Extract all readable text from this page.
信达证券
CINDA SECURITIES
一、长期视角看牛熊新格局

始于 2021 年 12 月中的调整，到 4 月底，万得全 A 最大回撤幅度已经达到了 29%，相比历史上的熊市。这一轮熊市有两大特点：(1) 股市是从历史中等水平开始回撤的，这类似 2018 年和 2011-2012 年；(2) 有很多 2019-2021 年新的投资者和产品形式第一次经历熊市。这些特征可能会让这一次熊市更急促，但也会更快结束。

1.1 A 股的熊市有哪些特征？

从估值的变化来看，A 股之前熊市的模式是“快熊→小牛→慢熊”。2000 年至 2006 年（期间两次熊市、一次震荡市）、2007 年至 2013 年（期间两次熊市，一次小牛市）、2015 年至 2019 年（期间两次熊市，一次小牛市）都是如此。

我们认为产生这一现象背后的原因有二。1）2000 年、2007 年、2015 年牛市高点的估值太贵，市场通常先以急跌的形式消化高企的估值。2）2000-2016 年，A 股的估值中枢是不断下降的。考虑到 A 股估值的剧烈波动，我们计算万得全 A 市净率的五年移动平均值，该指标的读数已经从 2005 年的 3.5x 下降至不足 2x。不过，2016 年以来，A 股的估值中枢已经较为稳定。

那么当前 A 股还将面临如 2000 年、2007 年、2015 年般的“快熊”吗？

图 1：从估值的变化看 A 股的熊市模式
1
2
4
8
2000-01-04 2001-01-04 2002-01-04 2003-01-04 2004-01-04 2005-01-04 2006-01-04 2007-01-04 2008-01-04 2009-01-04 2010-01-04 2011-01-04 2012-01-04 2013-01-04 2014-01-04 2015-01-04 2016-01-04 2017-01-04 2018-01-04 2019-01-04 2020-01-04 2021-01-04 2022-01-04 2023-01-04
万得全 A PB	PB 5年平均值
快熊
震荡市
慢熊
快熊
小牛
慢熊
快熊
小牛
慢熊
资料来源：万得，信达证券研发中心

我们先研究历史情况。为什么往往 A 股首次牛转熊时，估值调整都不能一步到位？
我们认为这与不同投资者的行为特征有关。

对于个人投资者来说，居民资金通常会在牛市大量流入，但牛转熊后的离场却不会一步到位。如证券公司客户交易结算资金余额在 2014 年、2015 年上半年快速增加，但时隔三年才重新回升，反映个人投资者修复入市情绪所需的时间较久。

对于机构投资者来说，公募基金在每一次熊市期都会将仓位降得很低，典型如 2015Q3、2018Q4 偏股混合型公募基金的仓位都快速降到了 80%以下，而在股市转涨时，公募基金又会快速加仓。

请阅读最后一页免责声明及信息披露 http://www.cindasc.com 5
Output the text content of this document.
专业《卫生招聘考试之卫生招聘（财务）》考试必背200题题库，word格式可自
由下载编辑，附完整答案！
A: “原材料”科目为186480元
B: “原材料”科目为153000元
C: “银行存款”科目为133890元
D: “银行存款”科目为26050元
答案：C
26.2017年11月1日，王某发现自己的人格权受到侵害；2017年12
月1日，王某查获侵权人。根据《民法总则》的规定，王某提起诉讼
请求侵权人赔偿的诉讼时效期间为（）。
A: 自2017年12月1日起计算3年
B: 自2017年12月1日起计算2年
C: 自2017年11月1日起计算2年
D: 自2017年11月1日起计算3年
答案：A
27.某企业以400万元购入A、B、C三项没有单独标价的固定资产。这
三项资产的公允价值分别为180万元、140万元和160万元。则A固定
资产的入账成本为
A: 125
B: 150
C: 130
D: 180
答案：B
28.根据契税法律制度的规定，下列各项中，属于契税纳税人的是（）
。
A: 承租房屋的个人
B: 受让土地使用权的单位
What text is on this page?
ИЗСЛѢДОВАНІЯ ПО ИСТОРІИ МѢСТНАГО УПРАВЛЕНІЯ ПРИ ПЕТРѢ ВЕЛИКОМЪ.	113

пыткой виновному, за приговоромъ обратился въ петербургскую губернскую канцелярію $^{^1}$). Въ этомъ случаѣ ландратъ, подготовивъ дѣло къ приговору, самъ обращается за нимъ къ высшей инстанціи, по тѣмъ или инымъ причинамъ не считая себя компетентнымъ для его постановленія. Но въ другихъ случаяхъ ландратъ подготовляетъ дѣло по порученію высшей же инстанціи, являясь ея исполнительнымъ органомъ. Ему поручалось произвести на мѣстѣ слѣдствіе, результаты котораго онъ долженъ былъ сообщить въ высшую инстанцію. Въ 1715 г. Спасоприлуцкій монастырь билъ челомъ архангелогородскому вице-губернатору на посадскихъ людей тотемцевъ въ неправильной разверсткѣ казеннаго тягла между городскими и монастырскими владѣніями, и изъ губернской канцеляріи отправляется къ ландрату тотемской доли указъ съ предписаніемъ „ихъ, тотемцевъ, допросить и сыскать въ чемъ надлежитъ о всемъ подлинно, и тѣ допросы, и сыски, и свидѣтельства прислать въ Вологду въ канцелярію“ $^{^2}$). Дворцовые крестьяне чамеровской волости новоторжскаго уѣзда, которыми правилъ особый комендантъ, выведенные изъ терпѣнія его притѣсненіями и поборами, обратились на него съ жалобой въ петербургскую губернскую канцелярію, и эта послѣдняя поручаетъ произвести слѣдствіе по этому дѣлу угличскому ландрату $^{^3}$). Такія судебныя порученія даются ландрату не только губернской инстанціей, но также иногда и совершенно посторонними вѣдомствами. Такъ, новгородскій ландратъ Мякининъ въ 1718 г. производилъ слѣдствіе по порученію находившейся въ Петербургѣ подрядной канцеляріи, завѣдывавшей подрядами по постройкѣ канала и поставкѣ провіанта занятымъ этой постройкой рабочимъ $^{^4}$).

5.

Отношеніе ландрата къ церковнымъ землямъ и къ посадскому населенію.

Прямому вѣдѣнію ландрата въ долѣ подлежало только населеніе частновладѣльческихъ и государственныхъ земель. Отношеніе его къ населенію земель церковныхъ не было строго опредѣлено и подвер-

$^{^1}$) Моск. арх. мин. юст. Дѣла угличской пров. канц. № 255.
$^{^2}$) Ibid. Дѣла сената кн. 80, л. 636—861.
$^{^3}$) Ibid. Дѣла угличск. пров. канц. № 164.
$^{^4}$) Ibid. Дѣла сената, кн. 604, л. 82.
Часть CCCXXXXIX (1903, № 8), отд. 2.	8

--------------------

* **Your goal**
Write out every line of the records exactly.

* **Output**
Extract all readable text from this page.
信达证券
CINDA SECURITIES
一、长期视角看牛熊新格局

始于 2021 年 12 月中的调整，到 4 月底，万得全 A 最大回撤幅度已经达到了 29%，相比历史上的熊市。这一轮熊市有两大特点：(1) 股市是从历史中等水平开始回撤的，这类似 2018 年和 2011-2012 年；(2) 有很多 2019-2021 年新的投资者和产品形式第一次经历熊市。这些特征可能会让这一次熊市更急促，但也会更快结束。

1.1 A 股的熊市有哪些特征？

从估值的变化来看，A 股之前熊市的模式是“快熊→小牛→慢熊”。2000 年至 2006 年（期间两次熊市、一次震荡市）、2007 年至 2013 年（期间两次熊市，一次小牛市）、2015 年至 2019 年（期间两次熊市，一次小牛市）都是如此。

我们认为产生这一现象背后的原因有二。1）2000 年、2007 年、2015 年牛市高点的估值太贵，市场通常先以急跌的形式消化高企的估值。2）2000-2016 年，A 股的估值中枢是不断下降的。考虑到 A 股估值的剧烈波动，我们计算万得全 A 市净率的五年移动平均值，该指标的读数已经从 2005 年的 3.5x 下降至不足 2x。不过，2016 年以来，A 股的估值中枢已经较为稳定。

那么当前 A 股还将面临如 2000 年、2007 年、2015 年般的“快熊”吗？

图 1：从估值的变化看 A 股的熊市模式
1
2
4
8
2000-01-04 2001-01-04 2002-01-04 2003-01-04 2004-01-04 2005-01-04 2006-01-04 2007-01-04 2008-01-04 2009-01-04 2010-01-04 2011-01-04 2012-01-04 2013-01-04 2014-01-04 2015-01-04 2016-01-04 2017-01-04 2018-01-04 2019-01-04 2020-01-04 2021-01-04 2022-01-04 2023-01-04
万得全 A PB	PB 5年平均值
快熊
震荡市
慢熊
快熊
小牛
慢熊
快熊
小牛
慢熊
资料来源：万得，信达证券研发中心

我们先研究历史情况。为什么往往 A 股首次牛转熊时，估值调整都不能一步到位？
我们认为这与不同投资者的行为特征有关。

对于个人投资者来说，居民资金通常会在牛市大量流入，但牛转熊后的离场却不会一步到位。如证券公司客户交易结算资金余额在 2014 年、2015 年上半年快速增加，但时隔三年才重新回升，反映个人投资者修复入市情绪所需的时间较久。

对于机构投资者来说，公募基金在每一次熊市期都会将仓位降得很低，典型如 2015Q3、2018Q4 偏股混合型公募基金的仓位都快速降到了 80%以下，而在股市转涨时，公募基金又会快速加仓。

请阅读最后一页免责声明及信息披露 http://www.cindasc.com 5
Output the text content of this document.
专业《卫生招聘考试之卫生招聘（财务）》考试必背200题题库，word格式可自
由下载编辑，附完整答案！
A: “原材料”科目为186480元
B: “原材料”科目为153000元
C: “银行存款”科目为133890元
D: “银行存款”科目为26050元
答案：C
26.2017年11月1日，王某发现自己的人格权受到侵害；2017年12
月1日，王某查获侵权人。根据《民法总则》的规定，王某提起诉讼
请求侵权人赔偿的诉讼时效期间为（）。
A: 自2017年12月1日起计算3年
B: 自2017年12月1日起计算2年
C: 自2017年11月1日起计算2年
D: 自2017年11月1日起计算3年
答案：A
27.某企业以400万元购入A、B、C三项没有单独标价的固定资产。这
三项资产的公允价值分别为180万元、140万元和160万元。则A固定
资产的入账成本为
A: 125
B: 150
C: 130
D: 180
答案：B
28.根据契税法律制度的规定，下列各项中，属于契税纳税人的是（）
。
A: 承租房屋的个人
B: 受让土地使用权的单位
What text is on this page?
ИЗСЛѢДОВАНІЯ ПО ИСТОРІИ МѢСТНАГО УПРАВЛЕНІЯ ПРИ ПЕТРѢ ВЕЛИКОМЪ.	113

пыткой виновному, за приговоромъ обратился въ петербургскую губернскую канцелярію $^{^1}$). Въ этомъ случаѣ ландратъ, подготовивъ дѣло къ приговору, самъ обращается за нимъ къ высшей инстанціи, по тѣмъ или инымъ причинамъ не считая себя компетентнымъ для его постановленія. Но въ другихъ случаяхъ ландратъ подготовляетъ дѣло по порученію высшей же инстанціи, являясь ея исполнительнымъ органомъ. Ему поручалось произвести на мѣстѣ слѣдствіе, результаты котораго онъ долженъ былъ сообщить въ высшую инстанцію. Въ 1715 г. Спасоприлуцкій монастырь билъ челомъ архангелогородскому вице-губернатору на посадскихъ людей тотемцевъ въ неправильной разверсткѣ казеннаго тягла между городскими и монастырскими владѣніями, и изъ губернской канцеляріи отправляется къ ландрату тотемской доли указъ съ предписаніемъ „ихъ, тотемцевъ, допросить и сыскать въ чемъ надлежитъ о всемъ подлинно, и тѣ допросы, и сыски, и свидѣтельства прислать въ Вологду въ канцелярію“ $^{^2}$). Дворцовые крестьяне чамеровской волости новоторжскаго уѣзда, которыми правилъ особый комендантъ, выведенные изъ терпѣнія его притѣсненіями и поборами, обратились на него съ жалобой въ петербургскую губернскую канцелярію, и эта послѣдняя поручаетъ произвести слѣдствіе по этому дѣлу угличскому ландрату $^{^3}$). Такія судебныя порученія даются ландрату не только губернской инстанціей, но также иногда и совершенно посторонними вѣдомствами. Такъ, новгородскій ландратъ Мякининъ въ 1718 г. производилъ слѣдствіе по порученію находившейся въ Петербургѣ подрядной канцеляріи, завѣдывавшей подрядами по постройкѣ канала и поставкѣ провіанта занятымъ этой постройкой рабочимъ $^{^4}$).

5.

Отношеніе ландрата къ церковнымъ землямъ и къ посадскому населенію.

Прямому вѣдѣнію ландрата въ долѣ подлежало только населеніе частновладѣльческихъ и государственныхъ земель. Отношеніе его къ населенію земель церковныхъ не было строго опредѣлено и подвер-

$^{^1}$) Моск. арх. мин. юст. Дѣла угличской пров. канц. № 255.
$^{^2}$) Ibid. Дѣла сената кн. 80, л. 636—861.
$^{^3}$) Ibid. Дѣла угличск. пров. канц. № 164.
$^{^4}$) Ibid. Дѣла сената, кн. 604, л. 82.
Часть CCCXXXXIX (1903, № 8), отд. 2.	8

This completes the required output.